→ **Challenge**: Copy out each line that includes the word "jsou".
* * *
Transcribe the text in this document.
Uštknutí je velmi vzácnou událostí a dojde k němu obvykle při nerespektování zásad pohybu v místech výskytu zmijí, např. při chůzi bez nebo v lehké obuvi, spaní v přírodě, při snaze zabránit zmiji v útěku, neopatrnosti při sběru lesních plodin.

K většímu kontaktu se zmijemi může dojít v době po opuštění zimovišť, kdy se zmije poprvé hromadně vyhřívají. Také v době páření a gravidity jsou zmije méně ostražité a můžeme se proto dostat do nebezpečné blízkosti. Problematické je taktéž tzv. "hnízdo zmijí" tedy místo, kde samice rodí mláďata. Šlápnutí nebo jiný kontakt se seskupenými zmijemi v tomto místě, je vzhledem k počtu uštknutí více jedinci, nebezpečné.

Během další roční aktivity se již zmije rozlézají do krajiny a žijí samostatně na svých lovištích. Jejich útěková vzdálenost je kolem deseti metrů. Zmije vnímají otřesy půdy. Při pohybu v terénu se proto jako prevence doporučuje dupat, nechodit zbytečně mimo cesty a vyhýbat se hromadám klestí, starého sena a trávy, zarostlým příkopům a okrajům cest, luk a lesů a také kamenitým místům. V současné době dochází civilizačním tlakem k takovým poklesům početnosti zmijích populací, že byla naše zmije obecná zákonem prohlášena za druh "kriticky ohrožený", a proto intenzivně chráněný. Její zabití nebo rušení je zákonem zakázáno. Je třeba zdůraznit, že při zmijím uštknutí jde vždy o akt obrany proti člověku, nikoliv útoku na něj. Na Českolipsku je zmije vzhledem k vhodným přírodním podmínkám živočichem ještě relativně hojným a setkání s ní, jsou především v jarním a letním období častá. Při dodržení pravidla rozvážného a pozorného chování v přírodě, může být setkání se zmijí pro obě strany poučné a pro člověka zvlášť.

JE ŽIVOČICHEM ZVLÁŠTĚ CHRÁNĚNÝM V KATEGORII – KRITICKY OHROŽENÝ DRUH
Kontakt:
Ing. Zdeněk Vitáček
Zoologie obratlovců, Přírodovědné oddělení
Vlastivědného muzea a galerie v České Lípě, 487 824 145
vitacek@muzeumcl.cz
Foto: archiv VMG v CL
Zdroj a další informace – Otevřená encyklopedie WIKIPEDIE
* * *
→ **Finished answer**:
K většímu kontaktu se zmijemi může dojít v době po opuštění zimovišť, kdy se zmije poprvé hromadně vyhřívají. Také v době páření a gravidity jsou zmije méně ostražité a můžeme se proto dostat do nebezpečné blízkosti. Problematické je taktéž tzv. "hnízdo zmijí" tedy místo, kde samice rodí mláďata. Šlápnutí nebo jiný kontakt se seskupenými zmijemi v tomto místě, je vzhledem k počtu uštknutí více jedinci, nebezpečné.
Během další roční aktivity se již zmije rozlézají do krajiny a žijí samostatně na svých lovištích. Jejich útěková vzdálenost je kolem deseti metrů. Zmije vnímají otřesy půdy. Při pohybu v terénu se proto jako prevence doporučuje dupat, nechodit zbytečně mimo cesty a vyhýbat se hromadám klestí, starého sena a trávy, zarostlým příkopům a okrajům cest, luk a lesů a také kamenitým místům. V současné době dochází civilizačním tlakem k takovým poklesům početnosti zmijích populací, že byla naše zmije obecná zákonem prohlášena za druh "kriticky ohrožený", a proto intenzivně chráněný. Její zabití nebo rušení je zákonem zakázáno. Je třeba zdůraznit, že při zmijím uštknutí jde vždy o akt obrany proti člověku, nikoliv útoku na něj. Na Českolipsku je zmije vzhledem k vhodným přírodním podmínkám živočichem ještě relativně hojným a setkání s ní, jsou především v jarním a letním období častá. Při dodržení pravidla rozvážného a pozorného chování v přírodě, může být setkání se zmijí pro obě strany poučné a pro člověka zvlášť.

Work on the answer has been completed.